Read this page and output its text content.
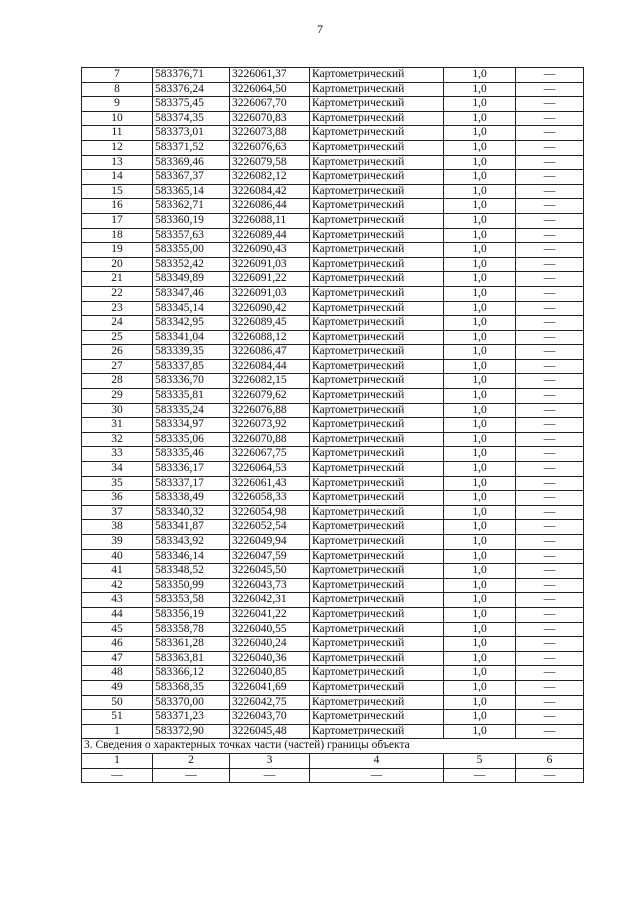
7
7	583376,71	3226061,37	Картометрический	1,0	—
8	583376,24	3226064,50	Картометрический	1,0	—
9	583375,45	3226067,70	Картометрический	1,0	—
10	583374,35	3226070,83	Картометрический	1,0	—
11	583373,01	3226073,88	Картометрический	1,0	—
12	583371,52	3226076,63	Картометрический	1,0	—
13	583369,46	3226079,58	Картометрический	1,0	—
14	583367,37	3226082,12	Картометрический	1,0	—
15	583365,14	3226084,42	Картометрический	1,0	—
16	583362,71	3226086,44	Картометрический	1,0	—
17	583360,19	3226088,11	Картометрический	1,0	—
18	583357,63	3226089,44	Картометрический	1,0	—
19	583355,00	3226090,43	Картометрический	1,0	—
20	583352,42	3226091,03	Картометрический	1,0	—
21	583349,89	3226091,22	Картометрический	1,0	—
22	583347,46	3226091,03	Картометрический	1,0	—
23	583345,14	3226090,42	Картометрический	1,0	—
24	583342,95	3226089,45	Картометрический	1,0	—
25	583341,04	3226088,12	Картометрический	1,0	—
26	583339,35	3226086,47	Картометрический	1,0	—
27	583337,85	3226084,44	Картометрический	1,0	—
28	583336,70	3226082,15	Картометрический	1,0	—
29	583335,81	3226079,62	Картометрический	1,0	—
30	583335,24	3226076,88	Картометрический	1,0	—
31	583334,97	3226073,92	Картометрический	1,0	—
32	583335,06	3226070,88	Картометрический	1,0	—
33	583335,46	3226067,75	Картометрический	1,0	—
34	583336,17	3226064,53	Картометрический	1,0	—
35	583337,17	3226061,43	Картометрический	1,0	—
36	583338,49	3226058,33	Картометрический	1,0	—
37	583340,32	3226054,98	Картометрический	1,0	—
38	583341,87	3226052,54	Картометрический	1,0	—
39	583343,92	3226049,94	Картометрический	1,0	—
40	583346,14	3226047,59	Картометрический	1,0	—
41	583348,52	3226045,50	Картометрический	1,0	—
42	583350,99	3226043,73	Картометрический	1,0	—
43	583353,58	3226042,31	Картометрический	1,0	—
44	583356,19	3226041,22	Картометрический	1,0	—
45	583358,78	3226040,55	Картометрический	1,0	—
46	583361,28	3226040,24	Картометрический	1,0	—
47	583363,81	3226040,36	Картометрический	1,0	—
48	583366,12	3226040,85	Картометрический	1,0	—
49	583368,35	3226041,69	Картометрический	1,0	—
50	583370,00	3226042,75	Картометрический	1,0	—
51	583371,23	3226043,70	Картометрический	1,0	—
1	583372,90	3226045,48	Картометрический	1,0	—
3. Сведения о характерных точках части (частей) границы объекта					
1	2	3	4	5	6
—	—	—	—	—	—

*-*-*

▸ Instruction
Repeat the full listing above exactly, with no pictures in the copy.

▸ Answer in full
Read this page and output its text content.
7
7	583376,71	3226061,37	Картометрический	1,0	—
8	583376,24	3226064,50	Картометрический	1,0	—
9	583375,45	3226067,70	Картометрический	1,0	—
10	583374,35	3226070,83	Картометрический	1,0	—
11	583373,01	3226073,88	Картометрический	1,0	—
12	583371,52	3226076,63	Картометрический	1,0	—
13	583369,46	3226079,58	Картометрический	1,0	—
14	583367,37	3226082,12	Картометрический	1,0	—
15	583365,14	3226084,42	Картометрический	1,0	—
16	583362,71	3226086,44	Картометрический	1,0	—
17	583360,19	3226088,11	Картометрический	1,0	—
18	583357,63	3226089,44	Картометрический	1,0	—
19	583355,00	3226090,43	Картометрический	1,0	—
20	583352,42	3226091,03	Картометрический	1,0	—
21	583349,89	3226091,22	Картометрический	1,0	—
22	583347,46	3226091,03	Картометрический	1,0	—
23	583345,14	3226090,42	Картометрический	1,0	—
24	583342,95	3226089,45	Картометрический	1,0	—
25	583341,04	3226088,12	Картометрический	1,0	—
26	583339,35	3226086,47	Картометрический	1,0	—
27	583337,85	3226084,44	Картометрический	1,0	—
28	583336,70	3226082,15	Картометрический	1,0	—
29	583335,81	3226079,62	Картометрический	1,0	—
30	583335,24	3226076,88	Картометрический	1,0	—
31	583334,97	3226073,92	Картометрический	1,0	—
32	583335,06	3226070,88	Картометрический	1,0	—
33	583335,46	3226067,75	Картометрический	1,0	—
34	583336,17	3226064,53	Картометрический	1,0	—
35	583337,17	3226061,43	Картометрический	1,0	—
36	583338,49	3226058,33	Картометрический	1,0	—
37	583340,32	3226054,98	Картометрический	1,0	—
38	583341,87	3226052,54	Картометрический	1,0	—
39	583343,92	3226049,94	Картометрический	1,0	—
40	583346,14	3226047,59	Картометрический	1,0	—
41	583348,52	3226045,50	Картометрический	1,0	—
42	583350,99	3226043,73	Картометрический	1,0	—
43	583353,58	3226042,31	Картометрический	1,0	—
44	583356,19	3226041,22	Картометрический	1,0	—
45	583358,78	3226040,55	Картометрический	1,0	—
46	583361,28	3226040,24	Картометрический	1,0	—
47	583363,81	3226040,36	Картометрический	1,0	—
48	583366,12	3226040,85	Картометрический	1,0	—
49	583368,35	3226041,69	Картометрический	1,0	—
50	583370,00	3226042,75	Картометрический	1,0	—
51	583371,23	3226043,70	Картометрический	1,0	—
1	583372,90	3226045,48	Картометрический	1,0	—
3. Сведения о характерных точках части (частей) границы объекта					
1	2	3	4	5	6
—	—	—	—	—	—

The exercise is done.